▶ Short exercise
Please output every line of the material as it stands, without the pictures.

* BEGIN *

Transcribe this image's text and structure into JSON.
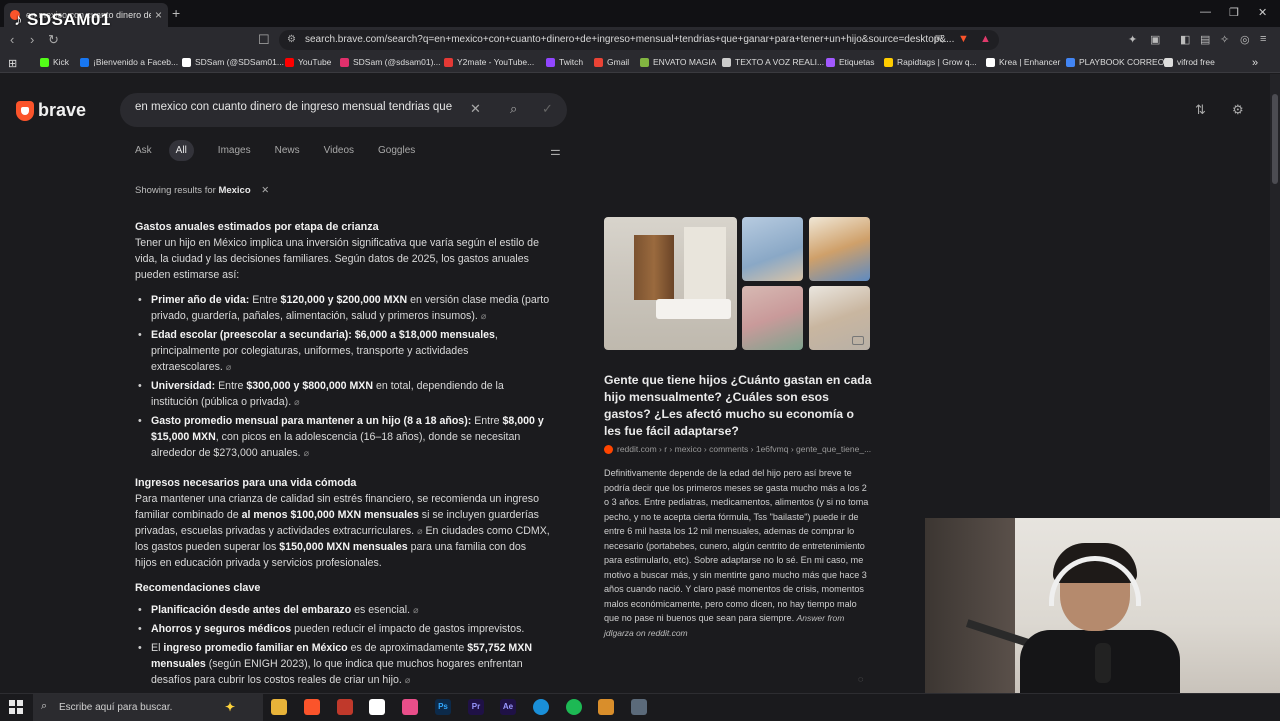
{
  "overlay": {
    "watermark": "SDSAM01"
  },
  "browser": {
    "tab_title": "en mexico con cuanto dinero de...",
    "url": "search.brave.com/search?q=en+mexico+con+cuanto+dinero+de+ingreso+mensual+tendrias+que+ganar+para+tener+un+hijo&source=desktop&...",
    "bookmarks": [
      {
        "label": "Kick",
        "color": "#53fc18"
      },
      {
        "label": "¡Bienvenido a Faceb...",
        "color": "#1877f2"
      },
      {
        "label": "SDSam (@SDSam01...",
        "color": "#ffffff"
      },
      {
        "label": "YouTube",
        "color": "#ff0000"
      },
      {
        "label": "SDSam (@sdsam01)...",
        "color": "#e1306c"
      },
      {
        "label": "Y2mate - YouTube...",
        "color": "#e53935"
      },
      {
        "label": "Twitch",
        "color": "#9146ff"
      },
      {
        "label": "Gmail",
        "color": "#ea4335"
      },
      {
        "label": "ENVATO MAGIA",
        "color": "#82b541"
      },
      {
        "label": "TEXTO A VOZ REALI...",
        "color": "#cccccc"
      },
      {
        "label": "Etiquetas",
        "color": "#a259ff"
      },
      {
        "label": "Rapidtags | Grow q...",
        "color": "#ffcc00"
      },
      {
        "label": "Krea | Enhancer",
        "color": "#ffffff"
      },
      {
        "label": "PLAYBOOK CORREO",
        "color": "#4285f4"
      },
      {
        "label": "vifrod free",
        "color": "#dddddd"
      }
    ]
  },
  "search": {
    "brand": "brave",
    "query": "en mexico con cuanto dinero de ingreso mensual tendrias que ganar para tener un hijo",
    "tabs": [
      "Ask",
      "All",
      "Images",
      "News",
      "Videos",
      "Goggles"
    ],
    "active_tab": "All",
    "showing_prefix": "Showing results for",
    "showing_region": "Mexico"
  },
  "answer": {
    "s1_title": "Gastos anuales estimados por etapa de crianza",
    "s1_intro": "Tener un hijo en México implica una inversión significativa que varía según el estilo de vida, la ciudad y las decisiones familiares. Según datos de 2025, los gastos anuales pueden estimarse así:",
    "s1_items": [
      {
        "bold": "Primer año de vida:",
        "pre": " Entre ",
        "amount": "$120,000 y $200,000 MXN",
        "rest": " en versión clase media (parto privado, guardería, pañales, alimentación, salud y primeros insumos)."
      },
      {
        "bold": "Edad escolar (preescolar a secundaria):",
        "pre": " ",
        "amount": "$6,000 a $18,000 mensuales",
        "rest": ", principalmente por colegiaturas, uniformes, transporte y actividades extraescolares."
      },
      {
        "bold": "Universidad:",
        "pre": " Entre ",
        "amount": "$300,000 y $800,000 MXN",
        "rest": " en total, dependiendo de la institución (pública o privada)."
      },
      {
        "bold": "Gasto promedio mensual para mantener a un hijo (8 a 18 años):",
        "pre": " Entre ",
        "amount": "$8,000 y $15,000 MXN",
        "rest": ", con picos en la adolescencia (16–18 años), donde se necesitan alrededor de $273,000 anuales."
      }
    ],
    "s2_title": "Ingresos necesarios para una vida cómoda",
    "s2_p1": "Para mantener una crianza de calidad sin estrés financiero, se recomienda un ingreso familiar combinado de ",
    "s2_b1": "al menos $100,000 MXN mensuales",
    "s2_p2": " si se incluyen guarderías privadas, escuelas privadas y actividades extracurriculares.",
    "s2_p3": " En ciudades como CDMX, los gastos pueden superar los ",
    "s2_b2": "$150,000 MXN mensuales",
    "s2_p4": " para una familia con dos hijos en educación privada y servicios profesionales.",
    "s3_title": "Recomendaciones clave",
    "s3_items": [
      {
        "bold": "Planificación desde antes del embarazo",
        "rest": " es esencial."
      },
      {
        "bold": "Ahorros y seguros médicos",
        "rest": " pueden reducir el impacto de gastos imprevistos."
      },
      {
        "pre": "El ",
        "bold": "ingreso promedio familiar en México",
        "mid": " es de aproximadamente ",
        "bold2": "$57,752 MXN mensuales",
        "rest": " (según ENIGH 2023), lo que indica que muchos hogares enfrentan desafíos para cubrir los costos reales de criar un hijo."
      }
    ]
  },
  "result": {
    "title": "Gente que tiene hijos ¿Cuánto gastan en cada hijo mensualmente? ¿Cuáles son esos gastos? ¿Les afectó mucho su economía o les fue fácil adaptarse?",
    "source": "reddit.com › r › mexico › comments › 1e6fvmq › gente_que_tiene_...",
    "body": "Definitivamente depende de la edad del hijo pero así breve te podría decir que los primeros meses se gasta mucho más a los 2 o 3 años. Entre pediatras, medicamentos, alimentos (y si no toma pecho, y no te acepta cierta fórmula, Tss \"bailaste\") puede ir de entre 6 mil hasta los 12 mil mensuales, ademas de comprar lo necesario (portabebes, cunero, algún centrito de entretenimiento para estimularlo, etc). Sobre adaptarse no lo sé. En mi caso, me motivo a buscar más, y sin mentirte gano mucho más que hace 3 años cuando nació. Y claro pasé momentos de crisis, momentos malos económicamente, pero como dicen, no hay tiempo malo que no pase ni buenos que sean para siempre.",
    "attribution": "Answer from jdlgarza on reddit.com"
  },
  "taskbar": {
    "search_placeholder": "Escribe aquí para buscar."
  }
}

* END *

▶ Finished task
Transcribe this image's text and structure into JSON.
{
  "overlay": {
    "watermark": "SDSAM01"
  },
  "browser": {
    "tab_title": "en mexico con cuanto dinero de...",
    "url": "search.brave.com/search?q=en+mexico+con+cuanto+dinero+de+ingreso+mensual+tendrias+que+ganar+para+tener+un+hijo&source=desktop&...",
    "bookmarks": [
      {
        "label": "Kick",
        "color": "#53fc18"
      },
      {
        "label": "¡Bienvenido a Faceb...",
        "color": "#1877f2"
      },
      {
        "label": "SDSam (@SDSam01...",
        "color": "#ffffff"
      },
      {
        "label": "YouTube",
        "color": "#ff0000"
      },
      {
        "label": "SDSam (@sdsam01)...",
        "color": "#e1306c"
      },
      {
        "label": "Y2mate - YouTube...",
        "color": "#e53935"
      },
      {
        "label": "Twitch",
        "color": "#9146ff"
      },
      {
        "label": "Gmail",
        "color": "#ea4335"
      },
      {
        "label": "ENVATO MAGIA",
        "color": "#82b541"
      },
      {
        "label": "TEXTO A VOZ REALI...",
        "color": "#cccccc"
      },
      {
        "label": "Etiquetas",
        "color": "#a259ff"
      },
      {
        "label": "Rapidtags | Grow q...",
        "color": "#ffcc00"
      },
      {
        "label": "Krea | Enhancer",
        "color": "#ffffff"
      },
      {
        "label": "PLAYBOOK CORREO",
        "color": "#4285f4"
      },
      {
        "label": "vifrod free",
        "color": "#dddddd"
      }
    ]
  },
  "search": {
    "brand": "brave",
    "query": "en mexico con cuanto dinero de ingreso mensual tendrias que ganar para tener un hijo",
    "tabs": [
      "Ask",
      "All",
      "Images",
      "News",
      "Videos",
      "Goggles"
    ],
    "active_tab": "All",
    "showing_prefix": "Showing results for",
    "showing_region": "Mexico"
  },
  "answer": {
    "s1_title": "Gastos anuales estimados por etapa de crianza",
    "s1_intro": "Tener un hijo en México implica una inversión significativa que varía según el estilo de vida, la ciudad y las decisiones familiares. Según datos de 2025, los gastos anuales pueden estimarse así:",
    "s1_items": [
      {
        "bold": "Primer año de vida:",
        "pre": " Entre ",
        "amount": "$120,000 y $200,000 MXN",
        "rest": " en versión clase media (parto privado, guardería, pañales, alimentación, salud y primeros insumos)."
      },
      {
        "bold": "Edad escolar (preescolar a secundaria):",
        "pre": " ",
        "amount": "$6,000 a $18,000 mensuales",
        "rest": ", principalmente por colegiaturas, uniformes, transporte y actividades extraescolares."
      },
      {
        "bold": "Universidad:",
        "pre": " Entre ",
        "amount": "$300,000 y $800,000 MXN",
        "rest": " en total, dependiendo de la institución (pública o privada)."
      },
      {
        "bold": "Gasto promedio mensual para mantener a un hijo (8 a 18 años):",
        "pre": " Entre ",
        "amount": "$8,000 y $15,000 MXN",
        "rest": ", con picos en la adolescencia (16–18 años), donde se necesitan alrededor de $273,000 anuales."
      }
    ],
    "s2_title": "Ingresos necesarios para una vida cómoda",
    "s2_p1": "Para mantener una crianza de calidad sin estrés financiero, se recomienda un ingreso familiar combinado de ",
    "s2_b1": "al menos $100,000 MXN mensuales",
    "s2_p2": " si se incluyen guarderías privadas, escuelas privadas y actividades extracurriculares.",
    "s2_p3": " En ciudades como CDMX, los gastos pueden superar los ",
    "s2_b2": "$150,000 MXN mensuales",
    "s2_p4": " para una familia con dos hijos en educación privada y servicios profesionales.",
    "s3_title": "Recomendaciones clave",
    "s3_items": [
      {
        "bold": "Planificación desde antes del embarazo",
        "rest": " es esencial."
      },
      {
        "bold": "Ahorros y seguros médicos",
        "rest": " pueden reducir el impacto de gastos imprevistos."
      },
      {
        "pre": "El ",
        "bold": "ingreso promedio familiar en México",
        "mid": " es de aproximadamente ",
        "bold2": "$57,752 MXN mensuales",
        "rest": " (según ENIGH 2023), lo que indica que muchos hogares enfrentan desafíos para cubrir los costos reales de criar un hijo."
      }
    ]
  },
  "result": {
    "title": "Gente que tiene hijos ¿Cuánto gastan en cada hijo mensualmente? ¿Cuáles son esos gastos? ¿Les afectó mucho su economía o les fue fácil adaptarse?",
    "source": "reddit.com › r › mexico › comments › 1e6fvmq › gente_que_tiene_...",
    "body": "Definitivamente depende de la edad del hijo pero así breve te podría decir que los primeros meses se gasta mucho más a los 2 o 3 años. Entre pediatras, medicamentos, alimentos (y si no toma pecho, y no te acepta cierta fórmula, Tss \"bailaste\") puede ir de entre 6 mil hasta los 12 mil mensuales, ademas de comprar lo necesario (portabebes, cunero, algún centrito de entretenimiento para estimularlo, etc). Sobre adaptarse no lo sé. En mi caso, me motivo a buscar más, y sin mentirte gano mucho más que hace 3 años cuando nació. Y claro pasé momentos de crisis, momentos malos económicamente, pero como dicen, no hay tiempo malo que no pase ni buenos que sean para siempre.",
    "attribution": "Answer from jdlgarza on reddit.com"
  },
  "taskbar": {
    "search_placeholder": "Escribe aquí para buscar."
  }
}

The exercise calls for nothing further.